Provided material start
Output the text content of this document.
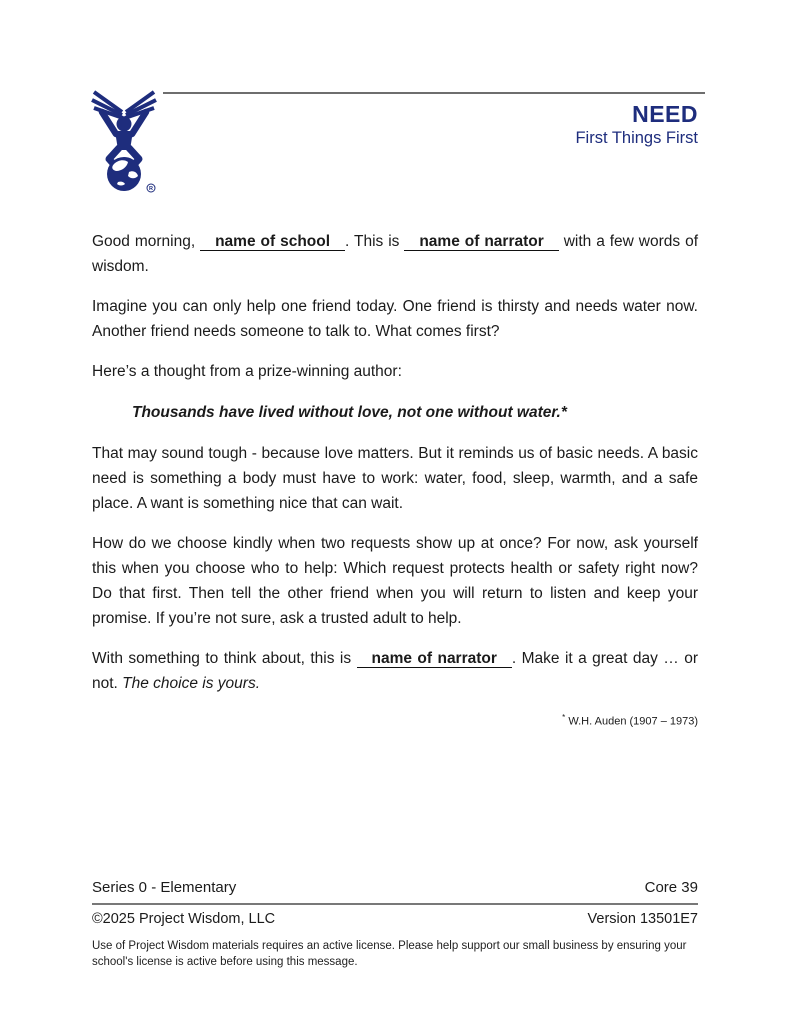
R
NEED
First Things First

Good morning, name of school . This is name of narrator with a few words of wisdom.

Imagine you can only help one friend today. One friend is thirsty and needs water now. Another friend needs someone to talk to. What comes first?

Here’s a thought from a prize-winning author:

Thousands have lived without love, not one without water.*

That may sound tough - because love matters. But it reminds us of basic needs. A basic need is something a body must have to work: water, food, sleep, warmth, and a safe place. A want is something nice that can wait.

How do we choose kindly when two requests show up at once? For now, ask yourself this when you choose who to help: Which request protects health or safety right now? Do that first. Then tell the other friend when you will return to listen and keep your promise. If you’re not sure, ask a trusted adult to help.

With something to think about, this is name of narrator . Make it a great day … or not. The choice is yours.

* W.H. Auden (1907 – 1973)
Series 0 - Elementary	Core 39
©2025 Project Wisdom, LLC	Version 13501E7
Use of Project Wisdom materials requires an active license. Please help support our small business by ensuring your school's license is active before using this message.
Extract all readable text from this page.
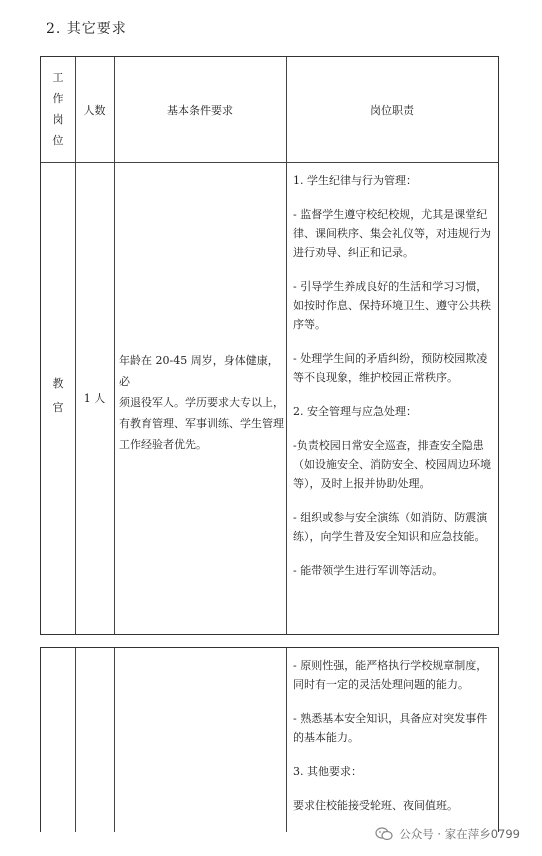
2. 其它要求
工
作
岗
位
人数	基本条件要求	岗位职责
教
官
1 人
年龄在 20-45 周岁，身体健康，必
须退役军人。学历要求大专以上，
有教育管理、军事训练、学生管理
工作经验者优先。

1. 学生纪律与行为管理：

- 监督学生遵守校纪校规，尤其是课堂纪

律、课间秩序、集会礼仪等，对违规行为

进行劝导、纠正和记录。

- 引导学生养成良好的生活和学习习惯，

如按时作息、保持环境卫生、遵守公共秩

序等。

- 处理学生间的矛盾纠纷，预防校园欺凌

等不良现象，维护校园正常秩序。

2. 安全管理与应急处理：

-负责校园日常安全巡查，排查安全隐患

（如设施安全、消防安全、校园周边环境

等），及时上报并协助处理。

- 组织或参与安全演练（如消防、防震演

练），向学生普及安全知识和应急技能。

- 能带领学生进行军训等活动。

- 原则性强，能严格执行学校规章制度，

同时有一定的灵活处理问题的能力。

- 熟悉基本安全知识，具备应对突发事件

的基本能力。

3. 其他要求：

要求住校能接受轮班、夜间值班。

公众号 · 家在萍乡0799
Provided material end
Task statement: Repeat the records above exactly, leaving out any pictures they contain.

Finished exercise:
Output the text content of this document.
R
NEED
First Things First

Good morning, name of school . This is name of narrator with a few words of wisdom.

Imagine you can only help one friend today. One friend is thirsty and needs water now. Another friend needs someone to talk to. What comes first?

Here’s a thought from a prize-winning author:

Thousands have lived without love, not one without water.*

That may sound tough - because love matters. But it reminds us of basic needs. A basic need is something a body must have to work: water, food, sleep, warmth, and a safe place. A want is something nice that can wait.

How do we choose kindly when two requests show up at once? For now, ask yourself this when you choose who to help: Which request protects health or safety right now? Do that first. Then tell the other friend when you will return to listen and keep your promise. If you’re not sure, ask a trusted adult to help.

With something to think about, this is name of narrator . Make it a great day … or not. The choice is yours.

* W.H. Auden (1907 – 1973)
Series 0 - Elementary	Core 39
©2025 Project Wisdom, LLC	Version 13501E7
Use of Project Wisdom materials requires an active license. Please help support our small business by ensuring your school's license is active before using this message.
Extract all readable text from this page.
2. 其它要求
工
作
岗
位
人数	基本条件要求	岗位职责
教
官
1 人
年龄在 20-45 周岁，身体健康，必
须退役军人。学历要求大专以上，
有教育管理、军事训练、学生管理
工作经验者优先。

1. 学生纪律与行为管理：

- 监督学生遵守校纪校规，尤其是课堂纪

律、课间秩序、集会礼仪等，对违规行为

进行劝导、纠正和记录。

- 引导学生养成良好的生活和学习习惯，

如按时作息、保持环境卫生、遵守公共秩

序等。

- 处理学生间的矛盾纠纷，预防校园欺凌

等不良现象，维护校园正常秩序。

2. 安全管理与应急处理：

-负责校园日常安全巡查，排查安全隐患

（如设施安全、消防安全、校园周边环境

等），及时上报并协助处理。

- 组织或参与安全演练（如消防、防震演

练），向学生普及安全知识和应急技能。

- 能带领学生进行军训等活动。

- 原则性强，能严格执行学校规章制度，

同时有一定的灵活处理问题的能力。

- 熟悉基本安全知识，具备应对突发事件

的基本能力。

3. 其他要求：

要求住校能接受轮班、夜间值班。

公众号 · 家在萍乡0799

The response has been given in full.